Exercise objective ▸ Gather each line containing the string "name" from these entries.

(Figure collection entries)
=====

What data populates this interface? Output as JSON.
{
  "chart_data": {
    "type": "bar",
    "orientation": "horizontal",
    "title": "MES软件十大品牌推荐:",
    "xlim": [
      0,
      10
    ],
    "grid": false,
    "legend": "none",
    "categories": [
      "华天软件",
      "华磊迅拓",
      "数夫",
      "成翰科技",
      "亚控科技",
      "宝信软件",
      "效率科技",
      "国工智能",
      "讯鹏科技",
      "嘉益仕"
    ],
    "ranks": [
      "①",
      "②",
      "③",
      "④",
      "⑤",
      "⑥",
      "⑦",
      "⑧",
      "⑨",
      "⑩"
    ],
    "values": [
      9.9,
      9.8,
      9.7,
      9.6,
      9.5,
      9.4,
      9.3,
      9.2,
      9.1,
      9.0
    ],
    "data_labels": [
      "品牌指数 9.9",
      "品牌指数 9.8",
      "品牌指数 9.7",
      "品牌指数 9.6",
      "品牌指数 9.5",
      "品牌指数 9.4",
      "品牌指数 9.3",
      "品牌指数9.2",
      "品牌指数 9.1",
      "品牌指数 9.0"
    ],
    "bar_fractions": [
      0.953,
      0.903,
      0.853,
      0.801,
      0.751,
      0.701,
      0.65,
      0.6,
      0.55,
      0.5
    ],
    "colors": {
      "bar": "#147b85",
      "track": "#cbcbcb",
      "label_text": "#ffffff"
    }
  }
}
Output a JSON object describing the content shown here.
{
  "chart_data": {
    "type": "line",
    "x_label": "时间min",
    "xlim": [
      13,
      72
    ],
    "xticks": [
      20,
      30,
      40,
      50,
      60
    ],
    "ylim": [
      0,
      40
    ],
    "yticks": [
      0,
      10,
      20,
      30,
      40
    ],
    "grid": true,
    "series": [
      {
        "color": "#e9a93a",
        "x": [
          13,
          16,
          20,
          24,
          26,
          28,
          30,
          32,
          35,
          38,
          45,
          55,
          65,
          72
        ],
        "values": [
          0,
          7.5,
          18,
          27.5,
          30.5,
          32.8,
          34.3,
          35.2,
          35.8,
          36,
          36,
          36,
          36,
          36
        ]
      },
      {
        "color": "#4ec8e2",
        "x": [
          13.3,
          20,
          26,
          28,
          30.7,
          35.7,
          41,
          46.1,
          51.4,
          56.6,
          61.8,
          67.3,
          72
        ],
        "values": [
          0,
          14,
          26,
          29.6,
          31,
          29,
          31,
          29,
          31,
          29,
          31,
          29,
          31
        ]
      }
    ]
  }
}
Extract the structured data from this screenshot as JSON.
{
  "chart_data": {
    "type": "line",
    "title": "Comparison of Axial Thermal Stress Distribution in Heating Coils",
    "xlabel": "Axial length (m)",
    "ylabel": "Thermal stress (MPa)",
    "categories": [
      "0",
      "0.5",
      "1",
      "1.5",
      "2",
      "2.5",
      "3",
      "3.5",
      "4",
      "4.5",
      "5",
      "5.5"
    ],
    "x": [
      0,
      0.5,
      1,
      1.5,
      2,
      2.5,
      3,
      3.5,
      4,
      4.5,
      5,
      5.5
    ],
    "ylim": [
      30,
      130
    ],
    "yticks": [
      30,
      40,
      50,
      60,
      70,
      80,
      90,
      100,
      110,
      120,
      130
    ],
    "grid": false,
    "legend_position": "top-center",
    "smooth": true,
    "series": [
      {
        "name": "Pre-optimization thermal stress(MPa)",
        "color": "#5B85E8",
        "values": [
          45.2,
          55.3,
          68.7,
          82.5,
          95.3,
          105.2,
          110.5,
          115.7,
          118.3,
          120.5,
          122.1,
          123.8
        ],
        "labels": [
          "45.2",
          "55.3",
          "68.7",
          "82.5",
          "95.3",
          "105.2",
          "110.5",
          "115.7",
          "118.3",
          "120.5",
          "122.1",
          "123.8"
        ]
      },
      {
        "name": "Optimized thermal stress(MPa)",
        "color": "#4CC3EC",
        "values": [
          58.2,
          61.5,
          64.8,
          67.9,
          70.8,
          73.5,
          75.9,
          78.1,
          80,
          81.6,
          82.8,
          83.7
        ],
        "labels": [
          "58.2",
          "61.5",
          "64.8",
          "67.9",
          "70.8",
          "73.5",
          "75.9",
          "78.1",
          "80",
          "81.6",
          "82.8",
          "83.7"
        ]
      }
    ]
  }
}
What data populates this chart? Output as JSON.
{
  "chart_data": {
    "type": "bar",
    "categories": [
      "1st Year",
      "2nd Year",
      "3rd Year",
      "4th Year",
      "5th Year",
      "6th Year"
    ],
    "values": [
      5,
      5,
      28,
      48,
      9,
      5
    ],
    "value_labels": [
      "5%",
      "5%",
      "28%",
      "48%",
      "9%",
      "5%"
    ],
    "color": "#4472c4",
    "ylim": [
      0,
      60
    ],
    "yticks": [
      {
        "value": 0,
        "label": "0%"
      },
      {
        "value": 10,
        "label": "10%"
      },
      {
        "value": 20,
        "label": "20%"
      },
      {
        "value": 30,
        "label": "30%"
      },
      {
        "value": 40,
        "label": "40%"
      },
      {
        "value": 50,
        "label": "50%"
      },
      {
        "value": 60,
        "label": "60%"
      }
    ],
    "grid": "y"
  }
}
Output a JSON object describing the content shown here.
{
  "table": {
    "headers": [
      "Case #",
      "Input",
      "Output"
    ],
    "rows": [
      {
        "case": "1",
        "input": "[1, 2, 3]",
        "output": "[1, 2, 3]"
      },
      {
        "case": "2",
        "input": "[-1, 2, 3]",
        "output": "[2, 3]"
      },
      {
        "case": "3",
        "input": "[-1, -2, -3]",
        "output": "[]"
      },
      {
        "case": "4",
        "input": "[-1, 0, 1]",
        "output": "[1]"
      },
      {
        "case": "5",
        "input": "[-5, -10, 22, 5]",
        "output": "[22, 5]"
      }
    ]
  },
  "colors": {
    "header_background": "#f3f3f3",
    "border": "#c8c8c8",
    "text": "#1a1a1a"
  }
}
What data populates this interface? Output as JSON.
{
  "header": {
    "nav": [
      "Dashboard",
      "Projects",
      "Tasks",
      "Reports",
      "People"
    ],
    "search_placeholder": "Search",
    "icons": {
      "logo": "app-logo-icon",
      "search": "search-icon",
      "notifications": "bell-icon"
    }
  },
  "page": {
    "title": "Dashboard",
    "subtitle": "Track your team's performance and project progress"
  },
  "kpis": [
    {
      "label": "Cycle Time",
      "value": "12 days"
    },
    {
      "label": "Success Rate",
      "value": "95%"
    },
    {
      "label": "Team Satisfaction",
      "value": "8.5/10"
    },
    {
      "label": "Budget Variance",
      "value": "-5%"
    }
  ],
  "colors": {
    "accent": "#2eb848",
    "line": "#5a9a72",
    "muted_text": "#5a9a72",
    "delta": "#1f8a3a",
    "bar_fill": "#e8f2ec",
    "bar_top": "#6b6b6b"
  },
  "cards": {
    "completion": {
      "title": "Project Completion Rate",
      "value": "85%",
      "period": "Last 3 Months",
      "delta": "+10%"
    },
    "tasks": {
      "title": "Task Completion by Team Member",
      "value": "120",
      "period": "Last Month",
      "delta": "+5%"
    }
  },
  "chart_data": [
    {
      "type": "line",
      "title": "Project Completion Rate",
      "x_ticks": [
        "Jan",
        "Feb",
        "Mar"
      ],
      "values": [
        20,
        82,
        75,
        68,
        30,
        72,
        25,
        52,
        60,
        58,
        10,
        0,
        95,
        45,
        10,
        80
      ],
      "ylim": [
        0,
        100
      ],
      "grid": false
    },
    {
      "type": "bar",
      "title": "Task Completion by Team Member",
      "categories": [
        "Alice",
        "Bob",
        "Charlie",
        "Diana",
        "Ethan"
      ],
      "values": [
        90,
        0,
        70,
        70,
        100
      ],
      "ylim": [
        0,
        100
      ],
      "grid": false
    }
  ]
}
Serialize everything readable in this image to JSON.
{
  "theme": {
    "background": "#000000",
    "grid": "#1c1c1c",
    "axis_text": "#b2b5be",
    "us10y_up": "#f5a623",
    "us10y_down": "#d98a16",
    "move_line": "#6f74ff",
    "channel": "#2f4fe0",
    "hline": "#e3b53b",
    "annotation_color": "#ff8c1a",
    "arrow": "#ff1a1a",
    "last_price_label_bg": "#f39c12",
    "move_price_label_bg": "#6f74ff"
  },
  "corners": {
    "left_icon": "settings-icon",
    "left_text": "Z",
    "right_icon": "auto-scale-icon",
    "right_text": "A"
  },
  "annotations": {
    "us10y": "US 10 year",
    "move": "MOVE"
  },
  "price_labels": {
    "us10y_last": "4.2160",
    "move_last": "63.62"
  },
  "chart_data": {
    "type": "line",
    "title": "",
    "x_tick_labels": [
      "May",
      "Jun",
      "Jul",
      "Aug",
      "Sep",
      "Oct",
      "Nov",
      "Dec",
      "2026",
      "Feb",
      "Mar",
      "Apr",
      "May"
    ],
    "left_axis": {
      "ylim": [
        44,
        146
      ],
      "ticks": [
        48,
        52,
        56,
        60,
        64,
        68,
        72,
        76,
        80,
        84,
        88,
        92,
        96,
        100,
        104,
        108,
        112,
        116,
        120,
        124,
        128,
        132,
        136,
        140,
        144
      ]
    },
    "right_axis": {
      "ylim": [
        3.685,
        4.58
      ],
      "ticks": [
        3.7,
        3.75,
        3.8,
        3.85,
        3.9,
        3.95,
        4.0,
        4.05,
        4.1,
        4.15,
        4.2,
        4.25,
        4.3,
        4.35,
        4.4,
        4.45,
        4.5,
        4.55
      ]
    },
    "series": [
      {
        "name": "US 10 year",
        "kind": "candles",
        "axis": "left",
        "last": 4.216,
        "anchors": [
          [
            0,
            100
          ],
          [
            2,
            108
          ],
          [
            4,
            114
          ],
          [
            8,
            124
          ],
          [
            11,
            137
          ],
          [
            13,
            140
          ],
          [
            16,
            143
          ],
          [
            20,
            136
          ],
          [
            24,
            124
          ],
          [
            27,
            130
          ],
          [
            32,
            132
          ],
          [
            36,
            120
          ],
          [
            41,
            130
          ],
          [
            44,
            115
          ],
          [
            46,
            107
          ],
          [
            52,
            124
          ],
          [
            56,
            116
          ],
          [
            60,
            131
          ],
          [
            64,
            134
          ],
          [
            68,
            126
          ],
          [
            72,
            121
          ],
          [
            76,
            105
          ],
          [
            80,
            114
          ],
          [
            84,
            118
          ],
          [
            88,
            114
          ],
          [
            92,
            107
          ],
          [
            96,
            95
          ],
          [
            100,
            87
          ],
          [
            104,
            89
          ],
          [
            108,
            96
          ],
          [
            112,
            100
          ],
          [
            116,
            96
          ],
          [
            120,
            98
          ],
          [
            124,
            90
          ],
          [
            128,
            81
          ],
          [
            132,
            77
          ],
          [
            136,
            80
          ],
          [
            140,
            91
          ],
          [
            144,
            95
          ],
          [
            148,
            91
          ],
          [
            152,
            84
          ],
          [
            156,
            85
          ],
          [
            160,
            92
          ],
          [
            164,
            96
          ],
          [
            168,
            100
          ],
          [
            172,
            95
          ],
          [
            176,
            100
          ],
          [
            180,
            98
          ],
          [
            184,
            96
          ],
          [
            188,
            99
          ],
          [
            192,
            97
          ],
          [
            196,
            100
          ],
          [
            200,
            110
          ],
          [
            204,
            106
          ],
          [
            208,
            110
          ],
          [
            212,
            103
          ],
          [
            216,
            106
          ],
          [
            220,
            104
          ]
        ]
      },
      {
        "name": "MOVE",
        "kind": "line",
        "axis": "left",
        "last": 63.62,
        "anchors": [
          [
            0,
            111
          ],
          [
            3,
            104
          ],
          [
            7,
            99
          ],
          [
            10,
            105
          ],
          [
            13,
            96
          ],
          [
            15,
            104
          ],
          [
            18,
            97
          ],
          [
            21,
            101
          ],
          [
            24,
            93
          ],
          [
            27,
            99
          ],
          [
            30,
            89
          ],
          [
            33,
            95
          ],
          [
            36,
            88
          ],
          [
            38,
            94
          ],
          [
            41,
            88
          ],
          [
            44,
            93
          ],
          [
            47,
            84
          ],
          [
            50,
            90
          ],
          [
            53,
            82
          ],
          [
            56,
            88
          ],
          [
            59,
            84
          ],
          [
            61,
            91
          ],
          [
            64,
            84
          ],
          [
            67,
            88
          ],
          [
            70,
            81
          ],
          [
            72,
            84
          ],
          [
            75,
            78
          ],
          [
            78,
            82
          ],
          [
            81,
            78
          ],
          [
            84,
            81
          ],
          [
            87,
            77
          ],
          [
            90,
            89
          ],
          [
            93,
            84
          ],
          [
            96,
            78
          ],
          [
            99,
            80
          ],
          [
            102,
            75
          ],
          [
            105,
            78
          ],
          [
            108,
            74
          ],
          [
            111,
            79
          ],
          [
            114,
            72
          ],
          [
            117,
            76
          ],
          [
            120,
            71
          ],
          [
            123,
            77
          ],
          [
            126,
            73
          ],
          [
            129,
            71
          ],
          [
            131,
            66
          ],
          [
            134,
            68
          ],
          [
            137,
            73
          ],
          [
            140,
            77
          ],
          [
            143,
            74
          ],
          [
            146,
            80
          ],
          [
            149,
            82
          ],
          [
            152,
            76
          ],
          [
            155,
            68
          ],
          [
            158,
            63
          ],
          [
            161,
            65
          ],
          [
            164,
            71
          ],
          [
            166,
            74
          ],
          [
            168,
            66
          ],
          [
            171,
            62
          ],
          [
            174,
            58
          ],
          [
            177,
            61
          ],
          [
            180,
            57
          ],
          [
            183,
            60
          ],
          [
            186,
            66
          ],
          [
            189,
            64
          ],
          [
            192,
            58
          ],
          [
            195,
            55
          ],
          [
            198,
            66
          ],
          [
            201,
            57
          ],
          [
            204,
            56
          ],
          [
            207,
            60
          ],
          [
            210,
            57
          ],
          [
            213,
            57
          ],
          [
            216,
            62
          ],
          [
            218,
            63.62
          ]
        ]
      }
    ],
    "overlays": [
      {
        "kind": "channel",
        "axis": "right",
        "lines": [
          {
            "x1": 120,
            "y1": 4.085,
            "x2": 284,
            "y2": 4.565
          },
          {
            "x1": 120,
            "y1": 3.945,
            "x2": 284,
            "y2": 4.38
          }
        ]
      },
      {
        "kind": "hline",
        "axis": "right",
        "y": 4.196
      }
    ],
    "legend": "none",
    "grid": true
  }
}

=====

Task answer ▸
        "name": "Pre-optimization thermal stress(MPa)",
        "name": "Optimized thermal stress(MPa)",
        "name": "US 10 year",
        "name": "MOVE",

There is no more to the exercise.